DATA TO PROCESS.
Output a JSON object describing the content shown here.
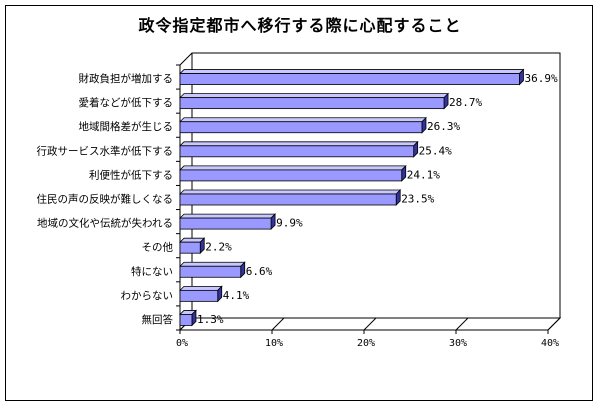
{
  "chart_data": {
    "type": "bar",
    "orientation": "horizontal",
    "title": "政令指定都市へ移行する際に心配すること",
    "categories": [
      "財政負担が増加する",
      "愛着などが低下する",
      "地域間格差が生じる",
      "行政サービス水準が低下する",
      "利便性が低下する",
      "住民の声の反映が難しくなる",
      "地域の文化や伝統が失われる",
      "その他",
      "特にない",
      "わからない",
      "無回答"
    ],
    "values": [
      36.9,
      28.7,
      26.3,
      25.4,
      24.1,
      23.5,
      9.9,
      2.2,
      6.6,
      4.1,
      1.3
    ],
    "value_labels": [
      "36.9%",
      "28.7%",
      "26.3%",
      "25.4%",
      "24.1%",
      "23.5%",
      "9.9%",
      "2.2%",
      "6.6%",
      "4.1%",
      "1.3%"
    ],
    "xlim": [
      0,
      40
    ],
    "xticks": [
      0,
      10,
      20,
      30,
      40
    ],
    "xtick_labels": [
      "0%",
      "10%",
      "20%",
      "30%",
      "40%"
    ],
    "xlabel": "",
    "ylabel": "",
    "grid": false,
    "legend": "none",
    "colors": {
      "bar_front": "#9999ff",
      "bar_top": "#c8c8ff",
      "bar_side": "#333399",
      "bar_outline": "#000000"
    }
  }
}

PROBLEM DETAILS. Each entry above is to be written out again unchanged, apart from the pictures, which are left out.

FINAL RESULT.
Output a JSON object describing the content shown here.
{
  "chart_data": {
    "type": "bar",
    "orientation": "horizontal",
    "title": "政令指定都市へ移行する際に心配すること",
    "categories": [
      "財政負担が増加する",
      "愛着などが低下する",
      "地域間格差が生じる",
      "行政サービス水準が低下する",
      "利便性が低下する",
      "住民の声の反映が難しくなる",
      "地域の文化や伝統が失われる",
      "その他",
      "特にない",
      "わからない",
      "無回答"
    ],
    "values": [
      36.9,
      28.7,
      26.3,
      25.4,
      24.1,
      23.5,
      9.9,
      2.2,
      6.6,
      4.1,
      1.3
    ],
    "value_labels": [
      "36.9%",
      "28.7%",
      "26.3%",
      "25.4%",
      "24.1%",
      "23.5%",
      "9.9%",
      "2.2%",
      "6.6%",
      "4.1%",
      "1.3%"
    ],
    "xlim": [
      0,
      40
    ],
    "xticks": [
      0,
      10,
      20,
      30,
      40
    ],
    "xtick_labels": [
      "0%",
      "10%",
      "20%",
      "30%",
      "40%"
    ],
    "xlabel": "",
    "ylabel": "",
    "grid": false,
    "legend": "none",
    "colors": {
      "bar_front": "#9999ff",
      "bar_top": "#c8c8ff",
      "bar_side": "#333399",
      "bar_outline": "#000000"
    }
  }
}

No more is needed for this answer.